Print the entries in full, word for word, but not the pictures.

[Extracted records]
⁂
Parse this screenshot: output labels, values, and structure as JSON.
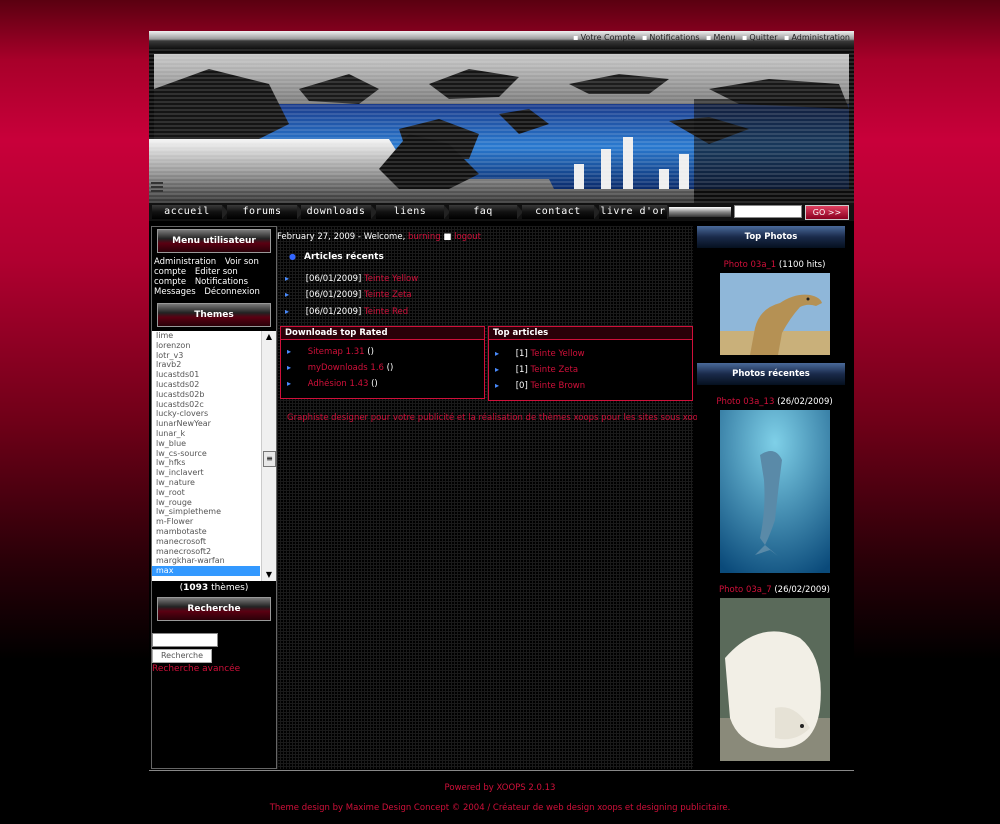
{
  "toplinks": [
    "Votre Compte",
    "Notifications",
    "Menu",
    "Quitter",
    "Administration"
  ],
  "nav": {
    "items": [
      "accueil",
      "forums",
      "downloads",
      "liens",
      "faq",
      "contact",
      "livre d'or"
    ],
    "search_button": "GO >>"
  },
  "left": {
    "usermenu_title": "Menu utilisateur",
    "usermenu_items": [
      "Administration",
      "Voir son compte",
      "Editer son compte",
      "Notifications",
      "Messages",
      "Déconnexion"
    ],
    "themes_title": "Themes",
    "themes": [
      "lime",
      "lorenzon",
      "lotr_v3",
      "lravb2",
      "lucastds01",
      "lucastds02",
      "lucastds02b",
      "lucastds02c",
      "lucky-clovers",
      "lunarNewYear",
      "lunar_k",
      "lw_blue",
      "lw_cs-source",
      "lw_hfks",
      "lw_inclavert",
      "lw_nature",
      "lw_root",
      "lw_rouge",
      "lw_simpletheme",
      "m-Flower",
      "mambotaste",
      "manecrosoft",
      "manecrosoft2",
      "margkhar-warfan",
      "max"
    ],
    "themes_selected": "max",
    "themes_count": "1093",
    "themes_count_label": "thèmes",
    "search_title": "Recherche",
    "search_button": "Recherche",
    "advanced_search": "Recherche avancée"
  },
  "center": {
    "date": "February 27, 2009 - Welcome,",
    "username": "burning",
    "logout": "logout",
    "recent_title": "Articles récents",
    "recent": [
      {
        "date": "[06/01/2009]",
        "title": "Teinte Yellow"
      },
      {
        "date": "[06/01/2009]",
        "title": "Teinte Zeta"
      },
      {
        "date": "[06/01/2009]",
        "title": "Teinte Red"
      }
    ],
    "downloads_title": "Downloads top Rated",
    "downloads": [
      {
        "name": "Sitemap 1.31",
        "extra": "()"
      },
      {
        "name": "myDownloads 1.6",
        "extra": "()"
      },
      {
        "name": "Adhésion 1.43",
        "extra": "()"
      }
    ],
    "top_articles_title": "Top articles",
    "top_articles": [
      {
        "count": "[1]",
        "title": "Teinte Yellow"
      },
      {
        "count": "[1]",
        "title": "Teinte Zeta"
      },
      {
        "count": "[0]",
        "title": "Teinte Brown"
      }
    ],
    "promo": "Graphiste designer pour votre publicité et la réalisation de thèmes xoops pour les sites sous xoops"
  },
  "right": {
    "top_photos_title": "Top Photos",
    "top_photo": {
      "name": "Photo 03a_1",
      "info": "(1100 hits)"
    },
    "recent_photos_title": "Photos récentes",
    "recent_photos": [
      {
        "name": "Photo 03a_13",
        "info": "(26/02/2009)"
      },
      {
        "name": "Photo 03a_7",
        "info": "(26/02/2009)"
      }
    ]
  },
  "footer": {
    "powered": "Powered by XOOPS 2.0.13",
    "credit": "Theme design by Maxime Design Concept © 2004 / Créateur de web design xoops et designing publicitaire."
  }
}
⁂
Response to the task
Parse this screenshot: output labels, values, and structure as JSON.
{
  "toplinks": [
    "Votre Compte",
    "Notifications",
    "Menu",
    "Quitter",
    "Administration"
  ],
  "nav": {
    "items": [
      "accueil",
      "forums",
      "downloads",
      "liens",
      "faq",
      "contact",
      "livre d'or"
    ],
    "search_button": "GO >>"
  },
  "left": {
    "usermenu_title": "Menu utilisateur",
    "usermenu_items": [
      "Administration",
      "Voir son compte",
      "Editer son compte",
      "Notifications",
      "Messages",
      "Déconnexion"
    ],
    "themes_title": "Themes",
    "themes": [
      "lime",
      "lorenzon",
      "lotr_v3",
      "lravb2",
      "lucastds01",
      "lucastds02",
      "lucastds02b",
      "lucastds02c",
      "lucky-clovers",
      "lunarNewYear",
      "lunar_k",
      "lw_blue",
      "lw_cs-source",
      "lw_hfks",
      "lw_inclavert",
      "lw_nature",
      "lw_root",
      "lw_rouge",
      "lw_simpletheme",
      "m-Flower",
      "mambotaste",
      "manecrosoft",
      "manecrosoft2",
      "margkhar-warfan",
      "max"
    ],
    "themes_selected": "max",
    "themes_count": "1093",
    "themes_count_label": "thèmes",
    "search_title": "Recherche",
    "search_button": "Recherche",
    "advanced_search": "Recherche avancée"
  },
  "center": {
    "date": "February 27, 2009 - Welcome,",
    "username": "burning",
    "logout": "logout",
    "recent_title": "Articles récents",
    "recent": [
      {
        "date": "[06/01/2009]",
        "title": "Teinte Yellow"
      },
      {
        "date": "[06/01/2009]",
        "title": "Teinte Zeta"
      },
      {
        "date": "[06/01/2009]",
        "title": "Teinte Red"
      }
    ],
    "downloads_title": "Downloads top Rated",
    "downloads": [
      {
        "name": "Sitemap 1.31",
        "extra": "()"
      },
      {
        "name": "myDownloads 1.6",
        "extra": "()"
      },
      {
        "name": "Adhésion 1.43",
        "extra": "()"
      }
    ],
    "top_articles_title": "Top articles",
    "top_articles": [
      {
        "count": "[1]",
        "title": "Teinte Yellow"
      },
      {
        "count": "[1]",
        "title": "Teinte Zeta"
      },
      {
        "count": "[0]",
        "title": "Teinte Brown"
      }
    ],
    "promo": "Graphiste designer pour votre publicité et la réalisation de thèmes xoops pour les sites sous xoops"
  },
  "right": {
    "top_photos_title": "Top Photos",
    "top_photo": {
      "name": "Photo 03a_1",
      "info": "(1100 hits)"
    },
    "recent_photos_title": "Photos récentes",
    "recent_photos": [
      {
        "name": "Photo 03a_13",
        "info": "(26/02/2009)"
      },
      {
        "name": "Photo 03a_7",
        "info": "(26/02/2009)"
      }
    ]
  },
  "footer": {
    "powered": "Powered by XOOPS 2.0.13",
    "credit": "Theme design by Maxime Design Concept © 2004 / Créateur de web design xoops et designing publicitaire."
  }
}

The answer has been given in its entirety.